# WORK TO COMPLETE:
Please count the lines in the records below that include the word "constrictiva" and report only the total.
PROVIDED ENTRIES: Begin
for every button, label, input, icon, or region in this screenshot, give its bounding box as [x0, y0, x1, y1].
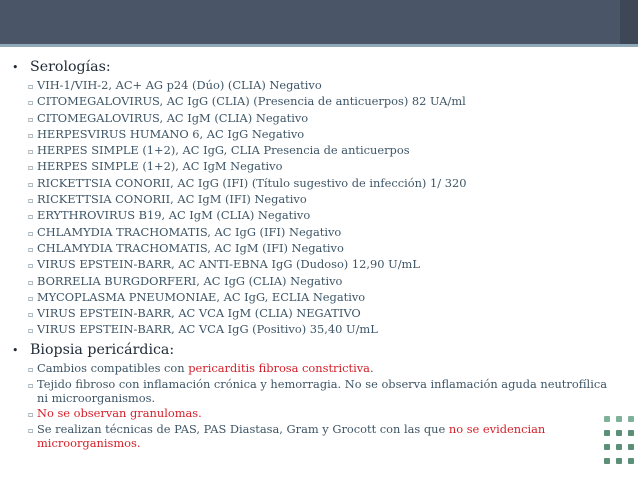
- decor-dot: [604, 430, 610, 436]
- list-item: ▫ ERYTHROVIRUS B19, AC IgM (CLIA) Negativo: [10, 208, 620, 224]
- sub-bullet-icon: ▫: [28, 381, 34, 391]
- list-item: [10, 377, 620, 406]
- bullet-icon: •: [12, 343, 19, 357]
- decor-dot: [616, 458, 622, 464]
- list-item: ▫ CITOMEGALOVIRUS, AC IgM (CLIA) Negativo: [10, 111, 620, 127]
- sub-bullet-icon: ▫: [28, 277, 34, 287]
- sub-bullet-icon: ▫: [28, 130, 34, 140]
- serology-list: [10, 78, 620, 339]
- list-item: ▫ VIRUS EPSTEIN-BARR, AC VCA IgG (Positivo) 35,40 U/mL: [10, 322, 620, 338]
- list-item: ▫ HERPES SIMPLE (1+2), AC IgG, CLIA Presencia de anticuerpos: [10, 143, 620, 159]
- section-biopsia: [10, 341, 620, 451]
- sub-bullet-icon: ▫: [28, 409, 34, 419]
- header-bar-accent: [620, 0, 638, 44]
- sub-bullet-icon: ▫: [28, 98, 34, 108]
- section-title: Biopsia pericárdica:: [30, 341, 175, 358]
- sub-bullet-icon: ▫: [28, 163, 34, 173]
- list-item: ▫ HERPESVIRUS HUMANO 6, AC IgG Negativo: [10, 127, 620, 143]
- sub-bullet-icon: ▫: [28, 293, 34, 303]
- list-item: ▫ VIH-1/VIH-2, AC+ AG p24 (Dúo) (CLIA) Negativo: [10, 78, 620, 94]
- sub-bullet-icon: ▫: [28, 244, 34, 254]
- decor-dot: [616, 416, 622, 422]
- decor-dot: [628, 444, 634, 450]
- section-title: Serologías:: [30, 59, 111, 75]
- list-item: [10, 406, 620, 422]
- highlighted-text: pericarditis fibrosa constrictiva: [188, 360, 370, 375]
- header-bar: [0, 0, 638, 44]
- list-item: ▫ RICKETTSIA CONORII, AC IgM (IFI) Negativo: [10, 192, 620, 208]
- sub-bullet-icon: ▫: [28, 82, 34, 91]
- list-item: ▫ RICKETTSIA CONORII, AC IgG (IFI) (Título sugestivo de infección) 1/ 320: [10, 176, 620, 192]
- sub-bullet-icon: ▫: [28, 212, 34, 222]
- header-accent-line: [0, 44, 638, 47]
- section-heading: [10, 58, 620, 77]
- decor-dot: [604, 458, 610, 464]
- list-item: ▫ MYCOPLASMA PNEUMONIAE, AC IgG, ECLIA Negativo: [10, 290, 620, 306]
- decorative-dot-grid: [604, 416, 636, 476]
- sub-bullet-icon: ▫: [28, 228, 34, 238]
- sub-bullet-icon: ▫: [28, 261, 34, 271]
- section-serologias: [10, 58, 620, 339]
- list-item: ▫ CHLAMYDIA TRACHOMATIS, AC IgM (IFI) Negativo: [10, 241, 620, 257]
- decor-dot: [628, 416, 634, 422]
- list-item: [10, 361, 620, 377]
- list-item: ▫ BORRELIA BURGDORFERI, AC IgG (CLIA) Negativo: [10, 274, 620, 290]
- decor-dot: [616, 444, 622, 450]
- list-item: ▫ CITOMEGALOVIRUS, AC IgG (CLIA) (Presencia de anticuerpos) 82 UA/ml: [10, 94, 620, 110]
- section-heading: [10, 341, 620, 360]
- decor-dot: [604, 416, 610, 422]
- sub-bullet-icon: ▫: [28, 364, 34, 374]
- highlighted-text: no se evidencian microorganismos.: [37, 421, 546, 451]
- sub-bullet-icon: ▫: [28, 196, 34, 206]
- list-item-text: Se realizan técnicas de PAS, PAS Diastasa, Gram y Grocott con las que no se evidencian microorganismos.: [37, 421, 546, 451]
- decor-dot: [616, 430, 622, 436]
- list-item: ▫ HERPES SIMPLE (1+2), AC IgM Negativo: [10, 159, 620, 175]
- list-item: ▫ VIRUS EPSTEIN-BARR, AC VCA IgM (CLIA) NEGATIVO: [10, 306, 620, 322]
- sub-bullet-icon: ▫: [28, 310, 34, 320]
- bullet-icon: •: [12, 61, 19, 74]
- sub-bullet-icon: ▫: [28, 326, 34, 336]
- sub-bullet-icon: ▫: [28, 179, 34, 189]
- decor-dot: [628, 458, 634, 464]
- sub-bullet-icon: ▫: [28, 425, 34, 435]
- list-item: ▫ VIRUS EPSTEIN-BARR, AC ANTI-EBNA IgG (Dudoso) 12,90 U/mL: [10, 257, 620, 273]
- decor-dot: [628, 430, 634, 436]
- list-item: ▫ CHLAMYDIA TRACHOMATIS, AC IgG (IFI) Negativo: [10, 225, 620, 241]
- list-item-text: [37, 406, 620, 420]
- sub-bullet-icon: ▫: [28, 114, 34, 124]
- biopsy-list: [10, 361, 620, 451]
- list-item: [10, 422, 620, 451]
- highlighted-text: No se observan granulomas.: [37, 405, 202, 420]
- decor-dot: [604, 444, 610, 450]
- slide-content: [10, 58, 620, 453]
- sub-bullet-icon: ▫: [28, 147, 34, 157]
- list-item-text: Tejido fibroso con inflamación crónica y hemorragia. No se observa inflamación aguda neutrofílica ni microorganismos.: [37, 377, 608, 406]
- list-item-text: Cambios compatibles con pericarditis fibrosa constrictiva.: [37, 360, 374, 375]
PROVIDED ENTRIES: End
# RESPONSE TO THE TASK:
2